WHAT TO DO
For this exercise, copy out each line of the material below that includes "Malmö".

EXTRACTED MATERIAL
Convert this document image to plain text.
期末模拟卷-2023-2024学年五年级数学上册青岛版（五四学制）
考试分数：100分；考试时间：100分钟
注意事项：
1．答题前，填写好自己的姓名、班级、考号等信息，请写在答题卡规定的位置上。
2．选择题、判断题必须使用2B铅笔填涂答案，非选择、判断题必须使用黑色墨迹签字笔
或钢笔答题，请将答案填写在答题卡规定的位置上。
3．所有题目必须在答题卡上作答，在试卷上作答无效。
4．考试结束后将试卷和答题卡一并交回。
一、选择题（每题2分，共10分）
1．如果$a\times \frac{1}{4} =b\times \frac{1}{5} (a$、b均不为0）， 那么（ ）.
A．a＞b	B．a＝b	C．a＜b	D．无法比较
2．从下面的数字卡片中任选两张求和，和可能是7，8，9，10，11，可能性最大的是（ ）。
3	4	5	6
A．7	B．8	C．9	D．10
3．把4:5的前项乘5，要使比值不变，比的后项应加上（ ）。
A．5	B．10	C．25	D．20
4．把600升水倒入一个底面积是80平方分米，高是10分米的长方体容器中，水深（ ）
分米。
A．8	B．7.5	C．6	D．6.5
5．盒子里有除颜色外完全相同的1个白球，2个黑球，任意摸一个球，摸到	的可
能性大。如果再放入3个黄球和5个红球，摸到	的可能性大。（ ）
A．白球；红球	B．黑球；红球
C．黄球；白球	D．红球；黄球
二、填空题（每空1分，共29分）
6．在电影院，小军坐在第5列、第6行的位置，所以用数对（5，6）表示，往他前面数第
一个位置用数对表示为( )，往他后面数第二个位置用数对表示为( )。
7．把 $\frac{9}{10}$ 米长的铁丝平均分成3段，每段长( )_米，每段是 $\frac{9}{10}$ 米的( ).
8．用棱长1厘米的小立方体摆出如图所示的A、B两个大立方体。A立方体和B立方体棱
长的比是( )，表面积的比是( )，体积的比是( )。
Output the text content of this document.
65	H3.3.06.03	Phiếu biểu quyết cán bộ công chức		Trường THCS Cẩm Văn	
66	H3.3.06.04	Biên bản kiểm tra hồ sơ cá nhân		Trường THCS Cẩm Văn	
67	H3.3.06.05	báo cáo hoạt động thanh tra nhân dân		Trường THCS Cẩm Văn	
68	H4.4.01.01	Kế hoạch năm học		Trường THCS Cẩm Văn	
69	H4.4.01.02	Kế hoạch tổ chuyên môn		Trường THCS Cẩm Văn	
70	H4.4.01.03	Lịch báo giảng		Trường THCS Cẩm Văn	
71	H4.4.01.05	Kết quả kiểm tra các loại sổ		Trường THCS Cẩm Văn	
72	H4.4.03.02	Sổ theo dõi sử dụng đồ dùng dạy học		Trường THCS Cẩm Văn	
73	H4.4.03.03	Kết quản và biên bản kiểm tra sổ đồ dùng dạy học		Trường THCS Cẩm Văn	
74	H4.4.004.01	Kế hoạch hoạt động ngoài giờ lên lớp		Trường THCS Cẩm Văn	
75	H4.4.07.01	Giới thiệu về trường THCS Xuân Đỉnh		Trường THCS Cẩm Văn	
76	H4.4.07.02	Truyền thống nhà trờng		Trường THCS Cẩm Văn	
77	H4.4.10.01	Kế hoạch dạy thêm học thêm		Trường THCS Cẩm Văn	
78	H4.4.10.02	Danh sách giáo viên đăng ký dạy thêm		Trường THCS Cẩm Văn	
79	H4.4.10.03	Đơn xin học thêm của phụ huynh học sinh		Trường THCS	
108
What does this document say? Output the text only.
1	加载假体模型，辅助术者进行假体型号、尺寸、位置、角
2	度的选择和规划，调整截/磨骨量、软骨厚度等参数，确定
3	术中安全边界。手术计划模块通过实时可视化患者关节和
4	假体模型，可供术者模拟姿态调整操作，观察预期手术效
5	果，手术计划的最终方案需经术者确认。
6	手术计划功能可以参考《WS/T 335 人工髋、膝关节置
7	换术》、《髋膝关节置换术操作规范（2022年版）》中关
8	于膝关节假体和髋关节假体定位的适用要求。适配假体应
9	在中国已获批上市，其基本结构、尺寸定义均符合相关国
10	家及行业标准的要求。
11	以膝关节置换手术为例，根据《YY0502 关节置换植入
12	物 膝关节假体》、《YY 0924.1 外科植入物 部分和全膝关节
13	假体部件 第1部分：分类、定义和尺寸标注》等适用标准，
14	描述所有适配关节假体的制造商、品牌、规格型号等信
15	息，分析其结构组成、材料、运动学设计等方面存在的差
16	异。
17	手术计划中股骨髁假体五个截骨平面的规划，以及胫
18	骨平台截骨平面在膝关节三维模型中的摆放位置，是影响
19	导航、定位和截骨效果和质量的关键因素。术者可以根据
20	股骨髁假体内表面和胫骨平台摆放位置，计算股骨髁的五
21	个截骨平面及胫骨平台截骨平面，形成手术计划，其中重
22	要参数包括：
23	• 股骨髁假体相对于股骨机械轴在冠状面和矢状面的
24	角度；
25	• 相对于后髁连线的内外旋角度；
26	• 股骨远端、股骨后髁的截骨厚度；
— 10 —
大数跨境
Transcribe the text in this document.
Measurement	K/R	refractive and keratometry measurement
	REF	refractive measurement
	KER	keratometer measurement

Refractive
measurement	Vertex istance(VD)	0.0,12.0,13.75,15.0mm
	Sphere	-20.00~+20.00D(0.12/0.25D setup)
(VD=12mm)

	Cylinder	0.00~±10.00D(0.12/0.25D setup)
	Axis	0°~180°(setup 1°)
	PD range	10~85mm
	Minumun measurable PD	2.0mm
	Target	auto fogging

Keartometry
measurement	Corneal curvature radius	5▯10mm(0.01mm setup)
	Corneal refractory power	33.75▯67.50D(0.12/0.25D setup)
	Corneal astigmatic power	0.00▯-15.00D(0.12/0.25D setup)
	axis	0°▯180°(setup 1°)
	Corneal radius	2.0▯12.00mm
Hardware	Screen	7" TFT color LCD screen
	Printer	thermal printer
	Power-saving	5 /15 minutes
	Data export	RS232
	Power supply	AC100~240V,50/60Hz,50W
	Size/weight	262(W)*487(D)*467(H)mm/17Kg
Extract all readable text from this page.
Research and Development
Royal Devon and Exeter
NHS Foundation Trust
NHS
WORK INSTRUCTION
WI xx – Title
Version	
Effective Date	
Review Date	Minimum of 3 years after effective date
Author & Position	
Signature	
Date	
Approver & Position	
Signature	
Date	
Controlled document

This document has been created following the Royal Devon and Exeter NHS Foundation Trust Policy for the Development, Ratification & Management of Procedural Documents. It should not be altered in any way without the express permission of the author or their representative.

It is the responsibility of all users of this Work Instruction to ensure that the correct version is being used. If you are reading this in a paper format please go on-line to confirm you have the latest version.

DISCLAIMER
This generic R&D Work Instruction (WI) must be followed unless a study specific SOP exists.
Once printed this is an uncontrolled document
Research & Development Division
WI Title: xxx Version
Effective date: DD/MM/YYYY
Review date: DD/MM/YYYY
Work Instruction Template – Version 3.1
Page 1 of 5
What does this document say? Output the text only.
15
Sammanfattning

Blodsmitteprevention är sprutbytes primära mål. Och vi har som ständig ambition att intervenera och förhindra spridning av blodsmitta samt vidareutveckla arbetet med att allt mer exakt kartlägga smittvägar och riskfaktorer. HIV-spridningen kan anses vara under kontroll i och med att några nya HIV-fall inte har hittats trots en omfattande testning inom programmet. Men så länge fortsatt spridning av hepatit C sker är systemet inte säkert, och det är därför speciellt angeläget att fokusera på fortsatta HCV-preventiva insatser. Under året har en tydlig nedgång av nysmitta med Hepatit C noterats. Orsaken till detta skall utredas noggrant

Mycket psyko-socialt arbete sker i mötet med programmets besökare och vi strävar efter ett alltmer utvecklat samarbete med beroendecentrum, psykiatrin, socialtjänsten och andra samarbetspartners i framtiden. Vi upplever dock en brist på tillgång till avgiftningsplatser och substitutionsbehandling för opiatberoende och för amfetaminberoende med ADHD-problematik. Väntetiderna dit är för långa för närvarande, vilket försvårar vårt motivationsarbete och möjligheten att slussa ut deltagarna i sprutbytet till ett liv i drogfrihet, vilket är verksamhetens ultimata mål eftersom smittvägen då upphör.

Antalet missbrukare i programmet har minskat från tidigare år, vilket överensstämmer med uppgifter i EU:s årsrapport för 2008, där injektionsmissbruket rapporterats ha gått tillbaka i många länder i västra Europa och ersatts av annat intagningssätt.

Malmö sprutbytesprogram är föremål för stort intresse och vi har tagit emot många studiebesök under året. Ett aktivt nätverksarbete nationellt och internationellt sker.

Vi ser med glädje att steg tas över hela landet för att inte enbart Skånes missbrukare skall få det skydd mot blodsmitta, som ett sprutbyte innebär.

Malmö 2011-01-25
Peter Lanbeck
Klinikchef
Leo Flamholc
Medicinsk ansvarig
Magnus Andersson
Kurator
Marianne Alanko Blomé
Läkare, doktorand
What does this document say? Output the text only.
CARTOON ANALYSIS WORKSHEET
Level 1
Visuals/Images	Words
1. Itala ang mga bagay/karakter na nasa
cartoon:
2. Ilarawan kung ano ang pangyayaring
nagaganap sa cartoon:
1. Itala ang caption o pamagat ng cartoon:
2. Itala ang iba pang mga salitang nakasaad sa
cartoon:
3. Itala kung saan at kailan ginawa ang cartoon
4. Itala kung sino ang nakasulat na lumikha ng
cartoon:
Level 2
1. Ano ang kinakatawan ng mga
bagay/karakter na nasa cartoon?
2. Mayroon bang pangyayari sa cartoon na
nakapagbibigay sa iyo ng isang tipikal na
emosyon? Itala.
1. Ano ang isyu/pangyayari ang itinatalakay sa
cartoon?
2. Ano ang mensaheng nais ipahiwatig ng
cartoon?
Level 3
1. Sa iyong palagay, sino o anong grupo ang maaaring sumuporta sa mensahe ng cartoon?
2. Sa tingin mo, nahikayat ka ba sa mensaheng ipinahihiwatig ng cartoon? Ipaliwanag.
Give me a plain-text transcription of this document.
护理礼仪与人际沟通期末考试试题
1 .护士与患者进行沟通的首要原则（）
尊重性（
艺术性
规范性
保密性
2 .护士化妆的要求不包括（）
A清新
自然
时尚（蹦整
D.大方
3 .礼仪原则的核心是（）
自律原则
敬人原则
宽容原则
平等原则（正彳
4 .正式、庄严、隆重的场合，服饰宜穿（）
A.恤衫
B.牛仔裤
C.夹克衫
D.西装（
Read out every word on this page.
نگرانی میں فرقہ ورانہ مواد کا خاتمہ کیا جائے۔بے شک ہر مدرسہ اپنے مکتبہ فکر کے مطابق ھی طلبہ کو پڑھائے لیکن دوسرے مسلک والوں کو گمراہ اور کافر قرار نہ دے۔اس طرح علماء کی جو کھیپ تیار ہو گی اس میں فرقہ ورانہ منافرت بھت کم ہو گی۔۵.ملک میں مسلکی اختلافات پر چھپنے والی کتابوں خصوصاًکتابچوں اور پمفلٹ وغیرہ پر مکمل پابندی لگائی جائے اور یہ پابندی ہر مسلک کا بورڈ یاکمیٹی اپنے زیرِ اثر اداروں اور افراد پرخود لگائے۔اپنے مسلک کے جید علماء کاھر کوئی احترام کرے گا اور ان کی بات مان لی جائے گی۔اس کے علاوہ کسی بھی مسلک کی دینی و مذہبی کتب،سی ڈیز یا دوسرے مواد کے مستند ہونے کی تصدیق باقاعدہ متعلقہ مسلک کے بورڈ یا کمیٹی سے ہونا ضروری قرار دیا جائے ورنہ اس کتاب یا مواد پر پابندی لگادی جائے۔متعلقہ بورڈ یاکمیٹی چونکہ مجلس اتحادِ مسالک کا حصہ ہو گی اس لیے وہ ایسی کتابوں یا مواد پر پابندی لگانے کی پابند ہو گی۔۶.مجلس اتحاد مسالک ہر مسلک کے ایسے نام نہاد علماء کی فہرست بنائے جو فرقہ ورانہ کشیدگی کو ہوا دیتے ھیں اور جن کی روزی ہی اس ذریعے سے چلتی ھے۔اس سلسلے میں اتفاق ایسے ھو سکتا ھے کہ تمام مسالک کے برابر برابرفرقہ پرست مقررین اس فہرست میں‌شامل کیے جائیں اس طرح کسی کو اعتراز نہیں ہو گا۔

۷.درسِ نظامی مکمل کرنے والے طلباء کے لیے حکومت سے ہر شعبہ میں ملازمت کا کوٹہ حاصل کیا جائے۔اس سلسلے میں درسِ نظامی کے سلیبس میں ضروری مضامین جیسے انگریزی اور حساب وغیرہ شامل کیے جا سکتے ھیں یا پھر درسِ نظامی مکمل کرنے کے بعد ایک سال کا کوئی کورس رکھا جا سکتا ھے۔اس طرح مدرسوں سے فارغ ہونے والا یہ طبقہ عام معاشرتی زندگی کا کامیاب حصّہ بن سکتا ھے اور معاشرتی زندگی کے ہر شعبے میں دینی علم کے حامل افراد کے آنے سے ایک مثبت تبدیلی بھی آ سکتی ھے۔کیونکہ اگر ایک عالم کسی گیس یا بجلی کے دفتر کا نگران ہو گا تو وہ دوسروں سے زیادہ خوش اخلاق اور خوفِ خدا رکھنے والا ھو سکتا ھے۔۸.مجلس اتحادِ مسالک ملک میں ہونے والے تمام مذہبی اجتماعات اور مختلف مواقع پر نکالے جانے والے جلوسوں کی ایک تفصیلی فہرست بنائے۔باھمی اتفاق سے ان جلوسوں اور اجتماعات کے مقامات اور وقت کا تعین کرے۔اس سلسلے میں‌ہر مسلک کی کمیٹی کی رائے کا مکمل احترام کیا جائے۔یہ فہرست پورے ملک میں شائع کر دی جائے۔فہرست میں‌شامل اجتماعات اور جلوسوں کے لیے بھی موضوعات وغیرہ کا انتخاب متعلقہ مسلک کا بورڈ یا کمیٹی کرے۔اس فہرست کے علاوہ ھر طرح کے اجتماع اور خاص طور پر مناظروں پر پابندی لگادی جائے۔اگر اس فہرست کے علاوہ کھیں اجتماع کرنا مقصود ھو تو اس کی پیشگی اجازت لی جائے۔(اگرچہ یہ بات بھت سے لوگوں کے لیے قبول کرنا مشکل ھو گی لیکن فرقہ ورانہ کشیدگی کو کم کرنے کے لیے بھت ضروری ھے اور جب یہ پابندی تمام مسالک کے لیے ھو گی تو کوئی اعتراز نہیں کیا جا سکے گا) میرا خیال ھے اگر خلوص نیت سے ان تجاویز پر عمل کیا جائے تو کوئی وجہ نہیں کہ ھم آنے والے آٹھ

WRITTEN SOLUTION
Malmö sprutbytesprogram är föremål för stort intresse och vi har tagit emot många studiebesök under året. Ett aktivt nätverksarbete nationellt och internationellt sker.
Malmö 2011-01-25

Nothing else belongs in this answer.